** EXERCISE DESCRIPTION **
Find every line in the records below that holds the word "单位为平方毫米", and copy each one.

** INFORMATION PROVIDED **
──────────

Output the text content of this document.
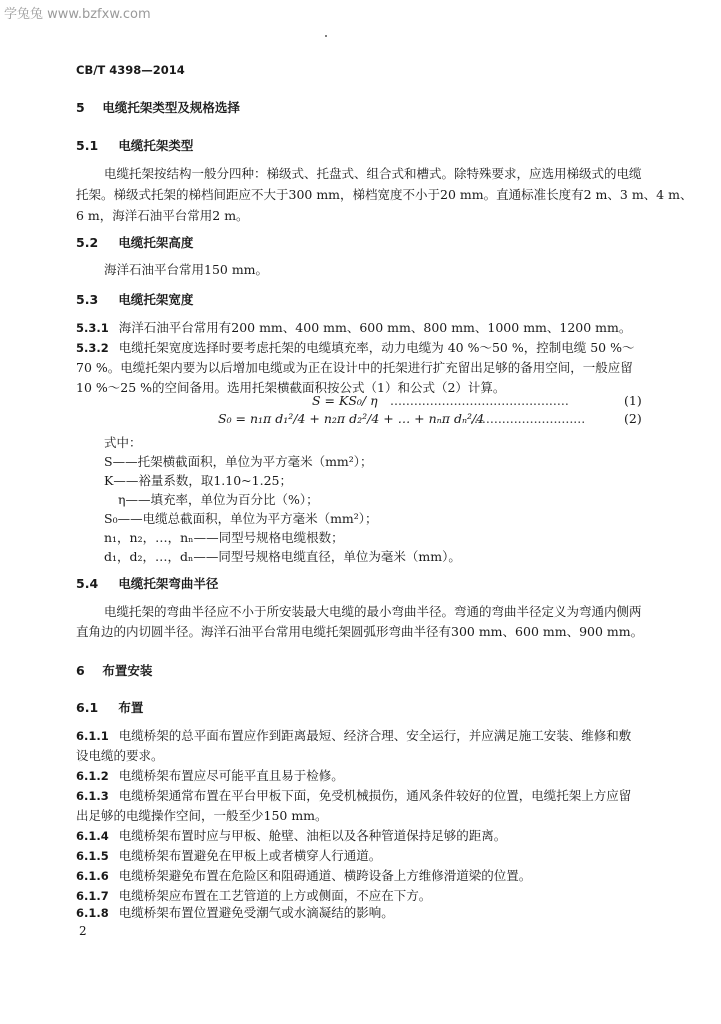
学兔兔 www.bzfxw.com
CB/T 4398—2014
5 电缆托架类型及规格选择
5.1 电缆托架类型
电缆托架按结构一般分四种：梯级式、托盘式、组合式和槽式。除特殊要求，应选用梯级式的电缆
托架。梯级式托架的梯档间距应不大于300 mm，梯档宽度不小于20 mm。直通标准长度有2 m、3 m、4 m、
6 m，海洋石油平台常用2 m。
5.2 电缆托架高度
海洋石油平台常用150 mm。
5.3 电缆托架宽度
5.3.1 海洋石油平台常用有200 mm、400 mm、600 mm、800 mm、1000 mm、1200 mm。
5.3.2 电缆托架宽度选择时要考虑托架的电缆填充率，动力电缆为 40 %～50 %，控制电缆 50 %～
70 %。电缆托架内要为以后增加电缆或为正在设计中的托架进行扩充留出足够的备用空间，一般应留
10 %～25 %的空间备用。选用托架横截面积按公式（1）和公式（2）计算。
S = KS₀/ η .............................................	(1)
S₀ = n₁π d₁²/4 + n₂π d₂²/4 + … + nₙπ dₙ²/4
.............................	(2)
式中：
S——托架横截面积，单位为平方毫米（mm²）；
K——裕量系数，取1.10~1.25；
η——填充率，单位为百分比（%）；
S₀——电缆总截面积，单位为平方毫米（mm²）；
n₁，n₂，…，nₙ——同型号规格电缆根数；
d₁，d₂，…，dₙ——同型号规格电缆直径，单位为毫米（mm）。
5.4 电缆托架弯曲半径
电缆托架的弯曲半径应不小于所安装最大电缆的最小弯曲半径。弯通的弯曲半径定义为弯通内侧两
直角边的内切圆半径。海洋石油平台常用电缆托架圆弧形弯曲半径有300 mm、600 mm、900 mm。
6 布置安装
6.1 布置
6.1.1 电缆桥架的总平面布置应作到距离最短、经济合理、安全运行，并应满足施工安装、维修和敷
设电缆的要求。
6.1.2 电缆桥架布置应尽可能平直且易于检修。
6.1.3 电缆桥架通常布置在平台甲板下面，免受机械损伤，通风条件较好的位置，电缆托架上方应留
出足够的电缆操作空间，一般至少150 mm。
6.1.4 电缆桥架布置时应与甲板、舱壁、油柜以及各种管道保持足够的距离。
6.1.5 电缆桥架布置避免在甲板上或者横穿人行通道。
6.1.6 电缆桥架避免布置在危险区和阻碍通道、横跨设备上方维修滑道梁的位置。
6.1.7 电缆桥架应布置在工艺管道的上方或侧面，不应在下方。
6.1.8 电缆桥架布置位置避免受潮气或水滴凝结的影响。
2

──────────

** RESPONSE **
S——托架横截面积，单位为平方毫米（mm²）；
S₀——电缆总截面积，单位为平方毫米（mm²）；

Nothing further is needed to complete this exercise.